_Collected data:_
_____

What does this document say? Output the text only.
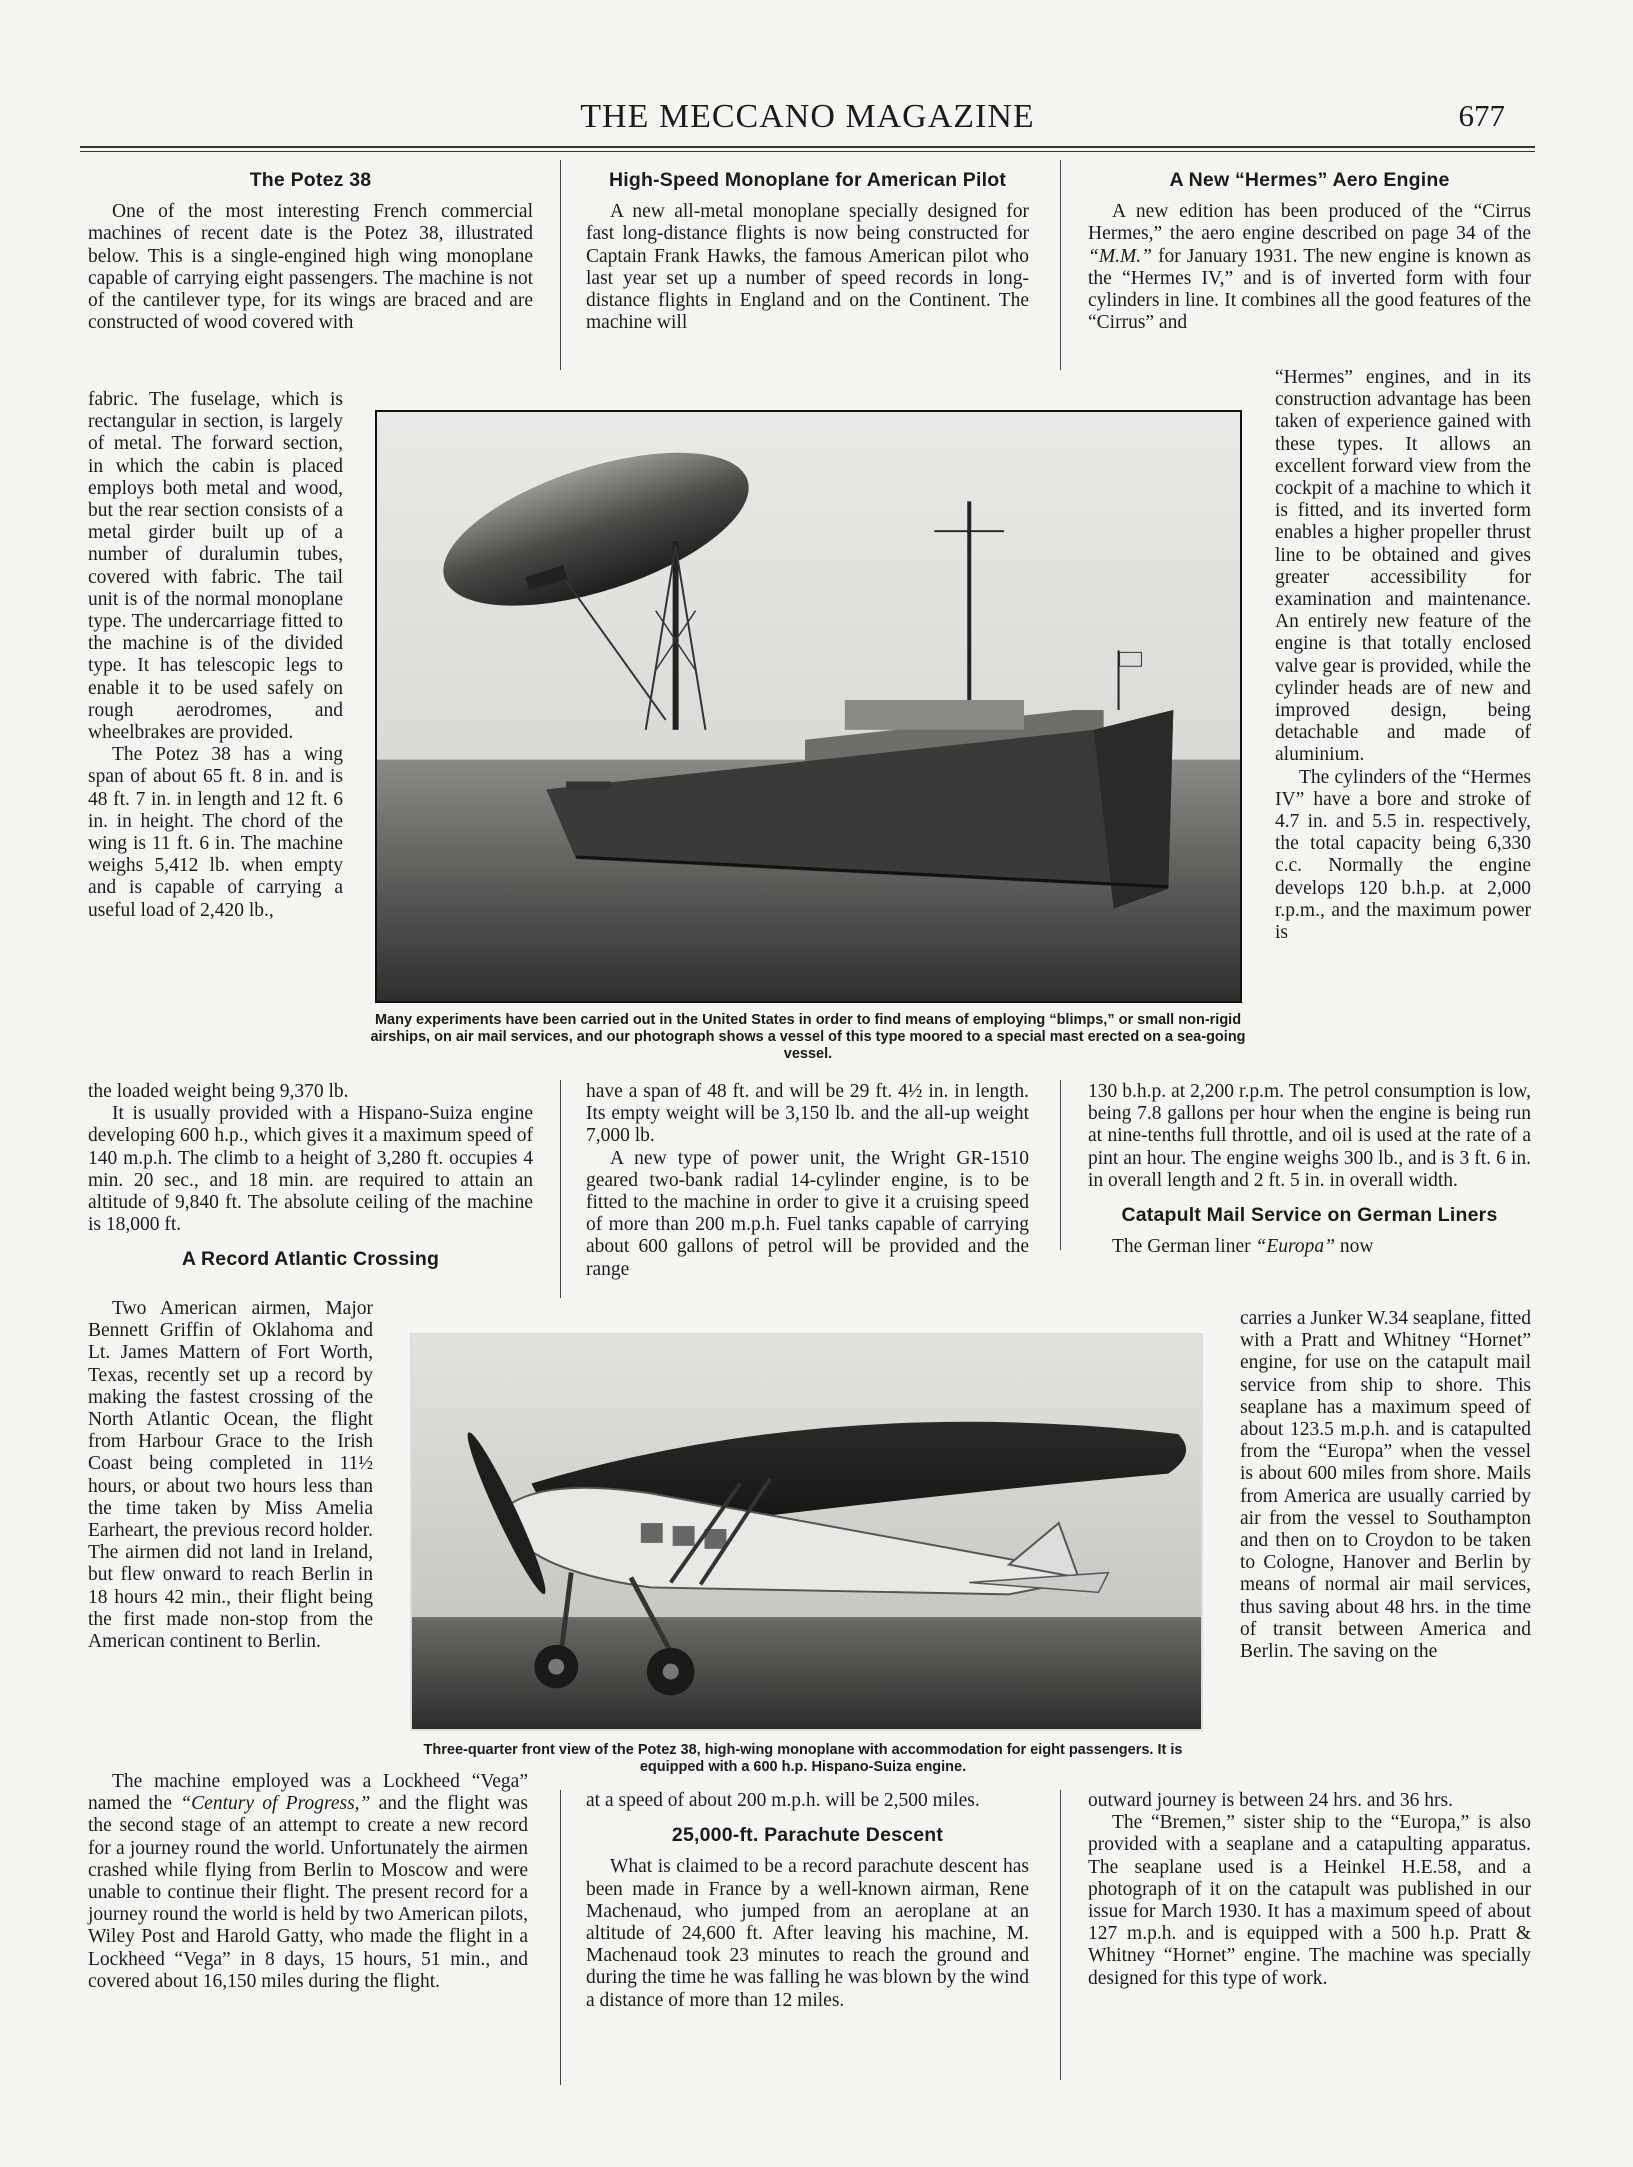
THE MECCANO MAGAZINE	677
The Potez 38

One of the most interesting French commercial machines of recent date is the Potez 38, illustrated below. This is a single-engined high wing monoplane capable of carrying eight passengers. The machine is not of the cantilever type, for its wings are braced and are constructed of wood covered with

fabric. The fuselage, which is rectangular in section, is largely of metal. The forward section, in which the cabin is placed employs both metal and wood, but the rear section consists of a metal girder built up of a number of duralumin tubes, covered with fabric. The tail unit is of the normal monoplane type. The undercarriage fitted to the machine is of the divided type. It has telescopic legs to enable it to be used safely on rough aerodromes, and wheelbrakes are provided.

The Potez 38 has a wing span of about 65 ft. 8 in. and is 48 ft. 7 in. in length and 12 ft. 6 in. in height. The chord of the wing is 11 ft. 6 in. The machine weighs 5,412 lb. when empty and is capable of carrying a useful load of 2,420 lb.,

the loaded weight being 9,370 lb.

It is usually provided with a Hispano-Suiza engine developing 600 h.p., which gives it a maximum speed of 140 m.p.h. The climb to a height of 3,280 ft. occupies 4 min. 20 sec., and 18 min. are required to attain an altitude of 9,840 ft. The absolute ceiling of the machine is 18,000 ft.

A Record Atlantic Crossing

Two American airmen, Major Bennett Griffin of Oklahoma and Lt. James Mattern of Fort Worth, Texas, recently set up a record by making the fastest crossing of the North Atlantic Ocean, the flight from Harbour Grace to the Irish Coast being completed in 11½ hours, or about two hours less than the time taken by Miss Amelia Earheart, the previous record holder. The airmen did not land in Ireland, but flew onward to reach Berlin in 18 hours 42 min., their flight being the first made non-stop from the American continent to Berlin.

The machine employed was a Lockheed “Vega” named the “Century of Progress,” and the flight was the second stage of an attempt to create a new record for a journey round the world. Unfortunately the airmen crashed while flying from Berlin to Moscow and were unable to continue their flight. The present record for a journey round the world is held by two American pilots, Wiley Post and Harold Gatty, who made the flight in a Lockheed “Vega” in 8 days, 15 hours, 51 min., and covered about 16,150 miles during the flight.

High-Speed Monoplane for American Pilot

A new all-metal monoplane specially designed for fast long-distance flights is now being constructed for Captain Frank Hawks, the famous American pilot who last year set up a number of speed records in long-distance flights in England and on the Continent. The machine will

have a span of 48 ft. and will be 29 ft. 4½ in. in length. Its empty weight will be 3,150 lb. and the all-up weight 7,000 lb.

A new type of power unit, the Wright GR-1510 geared two-bank radial 14-cylinder engine, is to be fitted to the machine in order to give it a cruising speed of more than 200 m.p.h. Fuel tanks capable of carrying about 600 gallons of petrol will be provided and the range

at a speed of about 200 m.p.h. will be 2,500 miles.

25,000-ft. Parachute Descent

What is claimed to be a record parachute descent has been made in France by a well-known airman, Rene Machenaud, who jumped from an aeroplane at an altitude of 24,600 ft. After leaving his machine, M. Machenaud took 23 minutes to reach the ground and during the time he was falling he was blown by the wind a distance of more than 12 miles.

A New “Hermes” Aero Engine

A new edition has been produced of the “Cirrus Hermes,” the aero engine described on page 34 of the “M.M.” for January 1931. The new engine is known as the “Hermes IV,” and is of inverted form with four cylinders in line. It combines all the good features of the “Cirrus” and

“Hermes” engines, and in its construction advantage has been taken of experience gained with these types. It allows an excellent forward view from the cockpit of a machine to which it is fitted, and its inverted form enables a higher propeller thrust line to be obtained and gives greater accessibility for examination and maintenance. An entirely new feature of the engine is that totally enclosed valve gear is provided, while the cylinder heads are of new and improved design, being detachable and made of aluminium.

The cylinders of the “Hermes IV” have a bore and stroke of 4.7 in. and 5.5 in. respectively, the total capacity being 6,330 c.c. Normally the engine develops 120 b.h.p. at 2,000 r.p.m., and the maximum power is

130 b.h.p. at 2,200 r.p.m. The petrol consumption is low, being 7.8 gallons per hour when the engine is being run at nine-tenths full throttle, and oil is used at the rate of a pint an hour. The engine weighs 300 lb., and is 3 ft. 6 in. in overall length and 2 ft. 5 in. in overall width.

Catapult Mail Service on German Liners

The German liner “Europa” now

carries a Junker W.34 seaplane, fitted with a Pratt and Whitney “Hornet” engine, for use on the catapult mail service from ship to shore. This seaplane has a maximum speed of about 123.5 m.p.h. and is catapulted from the “Europa” when the vessel is about 600 miles from shore. Mails from America are usually carried by air from the vessel to Southampton and then on to Croydon to be taken to Cologne, Hanover and Berlin by means of normal air mail services, thus saving about 48 hrs. in the time of transit between America and Berlin. The saving on the

outward journey is between 24 hrs. and 36 hrs.

The “Bremen,” sister ship to the “Europa,” is also provided with a seaplane and a catapulting apparatus. The seaplane used is a Heinkel H.E.58, and a photograph of it on the catapult was published in our issue for March 1930. It has a maximum speed of about 127 m.p.h. and is equipped with a 500 h.p. Pratt & Whitney “Hornet” engine. The machine was specially designed for this type of work.

Many experiments have been carried out in the United States in order to find means of employing “blimps,” or small non-rigid airships, on air mail services, and our photograph shows a vessel of this type moored to a special mast erected on a sea-going vessel.
Three-quarter front view of the Potez 38, high-wing monoplane with accommodation for eight passengers. It is equipped with a 600 h.p. Hispano-Suiza engine.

_____

_CHALLENGE:_ Copy the entries above faithfully and omit every image.

_OUTPUT OF THE EXERCISE:_
What does this document say? Output the text only.
THE MECCANO MAGAZINE	677
The Potez 38

One of the most interesting French commercial machines of recent date is the Potez 38, illustrated below. This is a single-engined high wing monoplane capable of carrying eight passengers. The machine is not of the cantilever type, for its wings are braced and are constructed of wood covered with

fabric. The fuselage, which is rectangular in section, is largely of metal. The forward section, in which the cabin is placed employs both metal and wood, but the rear section consists of a metal girder built up of a number of duralumin tubes, covered with fabric. The tail unit is of the normal monoplane type. The undercarriage fitted to the machine is of the divided type. It has telescopic legs to enable it to be used safely on rough aerodromes, and wheelbrakes are provided.

The Potez 38 has a wing span of about 65 ft. 8 in. and is 48 ft. 7 in. in length and 12 ft. 6 in. in height. The chord of the wing is 11 ft. 6 in. The machine weighs 5,412 lb. when empty and is capable of carrying a useful load of 2,420 lb.,

the loaded weight being 9,370 lb.

It is usually provided with a Hispano-Suiza engine developing 600 h.p., which gives it a maximum speed of 140 m.p.h. The climb to a height of 3,280 ft. occupies 4 min. 20 sec., and 18 min. are required to attain an altitude of 9,840 ft. The absolute ceiling of the machine is 18,000 ft.

A Record Atlantic Crossing

Two American airmen, Major Bennett Griffin of Oklahoma and Lt. James Mattern of Fort Worth, Texas, recently set up a record by making the fastest crossing of the North Atlantic Ocean, the flight from Harbour Grace to the Irish Coast being completed in 11½ hours, or about two hours less than the time taken by Miss Amelia Earheart, the previous record holder. The airmen did not land in Ireland, but flew onward to reach Berlin in 18 hours 42 min., their flight being the first made non-stop from the American continent to Berlin.

The machine employed was a Lockheed “Vega” named the “Century of Progress,” and the flight was the second stage of an attempt to create a new record for a journey round the world. Unfortunately the airmen crashed while flying from Berlin to Moscow and were unable to continue their flight. The present record for a journey round the world is held by two American pilots, Wiley Post and Harold Gatty, who made the flight in a Lockheed “Vega” in 8 days, 15 hours, 51 min., and covered about 16,150 miles during the flight.

High-Speed Monoplane for American Pilot

A new all-metal monoplane specially designed for fast long-distance flights is now being constructed for Captain Frank Hawks, the famous American pilot who last year set up a number of speed records in long-distance flights in England and on the Continent. The machine will

have a span of 48 ft. and will be 29 ft. 4½ in. in length. Its empty weight will be 3,150 lb. and the all-up weight 7,000 lb.

A new type of power unit, the Wright GR-1510 geared two-bank radial 14-cylinder engine, is to be fitted to the machine in order to give it a cruising speed of more than 200 m.p.h. Fuel tanks capable of carrying about 600 gallons of petrol will be provided and the range

at a speed of about 200 m.p.h. will be 2,500 miles.

25,000-ft. Parachute Descent

What is claimed to be a record parachute descent has been made in France by a well-known airman, Rene Machenaud, who jumped from an aeroplane at an altitude of 24,600 ft. After leaving his machine, M. Machenaud took 23 minutes to reach the ground and during the time he was falling he was blown by the wind a distance of more than 12 miles.

A New “Hermes” Aero Engine

A new edition has been produced of the “Cirrus Hermes,” the aero engine described on page 34 of the “M.M.” for January 1931. The new engine is known as the “Hermes IV,” and is of inverted form with four cylinders in line. It combines all the good features of the “Cirrus” and

“Hermes” engines, and in its construction advantage has been taken of experience gained with these types. It allows an excellent forward view from the cockpit of a machine to which it is fitted, and its inverted form enables a higher propeller thrust line to be obtained and gives greater accessibility for examination and maintenance. An entirely new feature of the engine is that totally enclosed valve gear is provided, while the cylinder heads are of new and improved design, being detachable and made of aluminium.

The cylinders of the “Hermes IV” have a bore and stroke of 4.7 in. and 5.5 in. respectively, the total capacity being 6,330 c.c. Normally the engine develops 120 b.h.p. at 2,000 r.p.m., and the maximum power is

130 b.h.p. at 2,200 r.p.m. The petrol consumption is low, being 7.8 gallons per hour when the engine is being run at nine-tenths full throttle, and oil is used at the rate of a pint an hour. The engine weighs 300 lb., and is 3 ft. 6 in. in overall length and 2 ft. 5 in. in overall width.

Catapult Mail Service on German Liners

The German liner “Europa” now

carries a Junker W.34 seaplane, fitted with a Pratt and Whitney “Hornet” engine, for use on the catapult mail service from ship to shore. This seaplane has a maximum speed of about 123.5 m.p.h. and is catapulted from the “Europa” when the vessel is about 600 miles from shore. Mails from America are usually carried by air from the vessel to Southampton and then on to Croydon to be taken to Cologne, Hanover and Berlin by means of normal air mail services, thus saving about 48 hrs. in the time of transit between America and Berlin. The saving on the

outward journey is between 24 hrs. and 36 hrs.

The “Bremen,” sister ship to the “Europa,” is also provided with a seaplane and a catapulting apparatus. The seaplane used is a Heinkel H.E.58, and a photograph of it on the catapult was published in our issue for March 1930. It has a maximum speed of about 127 m.p.h. and is equipped with a 500 h.p. Pratt & Whitney “Hornet” engine. The machine was specially designed for this type of work.

Many experiments have been carried out in the United States in order to find means of employing “blimps,” or small non-rigid airships, on air mail services, and our photograph shows a vessel of this type moored to a special mast erected on a sea-going vessel.
Three-quarter front view of the Potez 38, high-wing monoplane with accommodation for eight passengers. It is equipped with a 600 h.p. Hispano-Suiza engine.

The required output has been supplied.